**** Data provided

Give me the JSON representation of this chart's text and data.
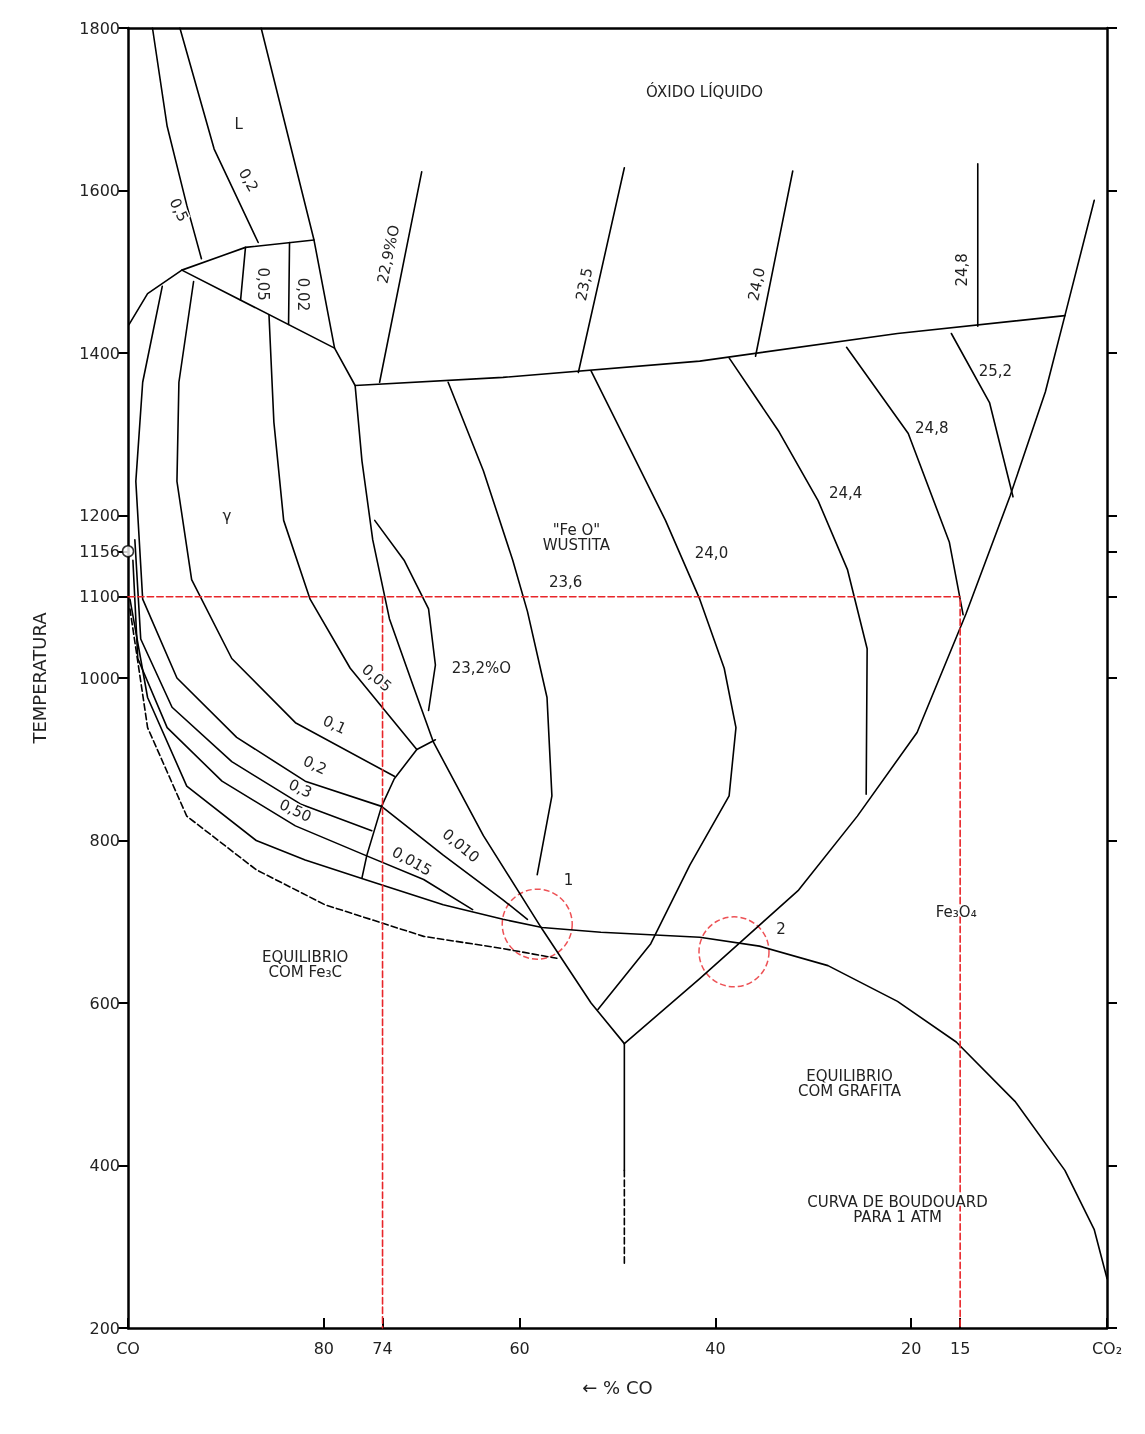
{
  "chart_data": {
    "type": "line",
    "xlabel": "← % CO",
    "ylabel": "TEMPERATURA",
    "xlim": [
      100,
      0
    ],
    "ylim": [
      200,
      1800
    ],
    "xticks": [
      {
        "value": 100,
        "label": "CO"
      },
      80,
      74,
      60,
      40,
      20,
      15,
      {
        "value": 0,
        "label": "CO₂"
      }
    ],
    "yticks": [
      200,
      400,
      600,
      800,
      1000,
      1100,
      1156,
      1200,
      1400,
      1600,
      1800
    ],
    "grid": false,
    "marker": "none",
    "line_style": "solid",
    "series": [
      {
        "color": "#000000",
        "x": [
          99.8,
          98.0,
          94.0,
          86.9,
          81.9,
          75.8,
          67.8,
          61.7,
          57.7,
          51.7,
          41.6,
          35.5,
          28.5,
          21.4,
          15.4,
          9.4,
          4.3,
          1.3,
          0
        ],
        "values": [
          1097,
          976,
          867,
          800,
          776,
          752,
          721,
          703,
          693,
          687,
          681,
          670,
          646,
          602,
          552,
          479,
          394,
          321,
          261
        ]
      },
      {
        "color": "#000000",
        "line_style": "dashed",
        "x": [
          99.8,
          98.0,
          94.0,
          86.9,
          79.9,
          69.8,
          61.7,
          56.2
        ],
        "values": [
          1085,
          939,
          830,
          764,
          721,
          682,
          667,
          655
        ]
      },
      {
        "color": "#000000",
        "x": [
          86.4,
          81.0,
          78.9,
          76.8,
          76.1,
          75.0,
          73.3,
          70.8,
          68.8,
          63.7,
          57.7,
          52.7,
          49.3
        ],
        "values": [
          1800,
          1539,
          1406,
          1360,
          1267,
          1170,
          1073,
          988,
          921,
          806,
          691,
          600,
          550
        ]
      },
      {
        "color": "#000000",
        "x": [
          49.3,
          41.6,
          37.6,
          31.5,
          25.5,
          19.4,
          14.4,
          9.9,
          6.3,
          4.3,
          1.3
        ],
        "values": [
          550,
          630,
          673,
          739,
          830,
          933,
          1079,
          1224,
          1352,
          1446,
          1588
        ]
      },
      {
        "color": "#000000",
        "x": [
          76.8,
          61.7,
          41.6,
          21.4,
          4.3
        ],
        "values": [
          1360,
          1370,
          1390,
          1424,
          1446
        ]
      },
      {
        "color": "#000000",
        "x": [
          49.3,
          49.3
        ],
        "values": [
          550,
          394
        ]
      },
      {
        "color": "#000000",
        "line_style": "dashed",
        "x": [
          49.3,
          49.3
        ],
        "values": [
          394,
          279
        ]
      },
      {
        "color": "#000000",
        "x": [
          99.9,
          98.0,
          94.5,
          88.0,
          81.0
        ],
        "values": [
          1435,
          1473,
          1502,
          1530,
          1539
        ]
      },
      {
        "color": "#000000",
        "x": [
          94.5,
          78.9
        ],
        "values": [
          1502,
          1406
        ]
      },
      {
        "color": "#000000",
        "x": [
          97.5,
          96.0,
          94.0,
          92.5
        ],
        "values": [
          1800,
          1679,
          1582,
          1516
        ]
      },
      {
        "color": "#000000",
        "x": [
          94.7,
          91.2,
          86.7
        ],
        "values": [
          1800,
          1651,
          1536
        ]
      },
      {
        "color": "#000000",
        "x": [
          88.0,
          88.5
        ],
        "values": [
          1530,
          1465
        ]
      },
      {
        "color": "#000000",
        "x": [
          83.5,
          83.6
        ],
        "values": [
          1536,
          1435
        ]
      },
      {
        "color": "#000000",
        "x": [
          99.5,
          99.0,
          96.0,
          90.4,
          82.9,
          75.8,
          69.8,
          64.8
        ],
        "values": [
          1145,
          1024,
          939,
          873,
          818,
          782,
          752,
          715
        ]
      },
      {
        "color": "#000000",
        "x": [
          99.3,
          98.7,
          95.5,
          89.4,
          82.4,
          75.1
        ],
        "values": [
          1170,
          1048,
          964,
          897,
          845,
          812
        ]
      },
      {
        "color": "#000000",
        "x": [
          96.5,
          98.5,
          99.2,
          98.5,
          95.0,
          88.9,
          81.9,
          74.1,
          67.8,
          61.7,
          59.2
        ],
        "values": [
          1482,
          1364,
          1242,
          1097,
          1000,
          927,
          873,
          842,
          782,
          727,
          703
        ]
      },
      {
        "color": "#000000",
        "x": [
          93.3,
          94.8,
          95.0,
          93.5,
          89.4,
          82.9,
          72.8
        ],
        "values": [
          1488,
          1364,
          1242,
          1121,
          1024,
          945,
          879
        ]
      },
      {
        "color": "#000000",
        "x": [
          85.6,
          85.1,
          84.1,
          81.4,
          77.3,
          70.5
        ],
        "values": [
          1447,
          1315,
          1194,
          1097,
          1012,
          912
        ]
      },
      {
        "color": "#000000",
        "x": [
          76.1,
          75.6,
          74.1,
          72.8,
          70.5,
          68.6
        ],
        "values": [
          754,
          782,
          842,
          876,
          912,
          924
        ]
      },
      {
        "color": "#000000",
        "x": [
          74.8,
          71.8,
          69.3,
          68.6,
          69.3
        ],
        "values": [
          1194,
          1145,
          1085,
          1016,
          960
        ]
      },
      {
        "color": "#000000",
        "x": [
          67.3,
          63.7,
          60.7,
          59.2,
          57.2,
          56.7,
          58.2
        ],
        "values": [
          1364,
          1255,
          1145,
          1082,
          976,
          855,
          758
        ]
      },
      {
        "color": "#000000",
        "x": [
          52.7,
          48.6,
          45.1,
          41.6,
          39.1,
          37.9,
          38.6,
          42.6,
          46.6,
          52.0
        ],
        "values": [
          1378,
          1279,
          1194,
          1097,
          1012,
          939,
          855,
          770,
          673,
          592
        ]
      },
      {
        "color": "#000000",
        "x": [
          38.6,
          33.5,
          29.5,
          26.5,
          24.5,
          24.6
        ],
        "values": [
          1394,
          1303,
          1218,
          1133,
          1036,
          857
        ]
      },
      {
        "color": "#000000",
        "x": [
          26.6,
          20.3,
          16.1,
          14.7
        ],
        "values": [
          1407,
          1301,
          1167,
          1078
        ]
      },
      {
        "color": "#000000",
        "x": [
          15.9,
          12.0,
          9.6
        ],
        "values": [
          1424,
          1339,
          1223
        ]
      },
      {
        "color": "#000000",
        "x": [
          70.0,
          74.3
        ],
        "values": [
          1623,
          1364
        ]
      },
      {
        "color": "#000000",
        "x": [
          49.3,
          54.0
        ],
        "values": [
          1628,
          1376
        ]
      },
      {
        "color": "#000000",
        "x": [
          32.1,
          35.9
        ],
        "values": [
          1624,
          1396
        ]
      },
      {
        "color": "#000000",
        "x": [
          13.2,
          13.2
        ],
        "values": [
          1633,
          1433
        ]
      },
      {
        "color": "#e8262a",
        "line_style": "dashed",
        "x": [
          100,
          15,
          15,
          null,
          74,
          74
        ],
        "values": [
          1100,
          1100,
          200,
          null,
          1100,
          200
        ]
      },
      {
        "type": "bubble",
        "color": "#e8262a",
        "line_style": "dashed",
        "marker": "circle",
        "x": [
          58.2,
          38.1
        ],
        "values": [
          697,
          663
        ],
        "sizes": [
          1,
          1
        ]
      },
      {
        "type": "scatter",
        "color": "#000000",
        "marker": "circle",
        "x": [
          100
        ],
        "values": [
          1156
        ]
      }
    ],
    "annotations": [
      "ÓXIDO LÍQUIDO",
      "L",
      "0,5",
      "0,2",
      "0,05",
      "0,02",
      "22,9%O",
      "23,5",
      "24,0",
      "24,8",
      "25,2",
      "24,8",
      "24,4",
      "24,0",
      "\"Fe O\"\nWUSTITA",
      "23,6",
      "23,2%O",
      "γ",
      "0,05",
      "0,1",
      "0,2",
      "0,3",
      "0,50",
      "0,010",
      "0,015",
      "EQUILIBRIO\nCOM Fe₃C",
      "EQUILIBRIO\nCOM GRAFITA",
      "Fe₃O₄",
      "CURVA DE BOUDOUARD\nPARA 1 ATM",
      "1",
      "2"
    ]
  }
}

********

Aim of the exercise: All lines of the data above that include the word "EQUILIBRIO" must be shown.

Complete response:
      "EQUILIBRIO\nCOM Fe₃C",
      "EQUILIBRIO\nCOM GRAFITA",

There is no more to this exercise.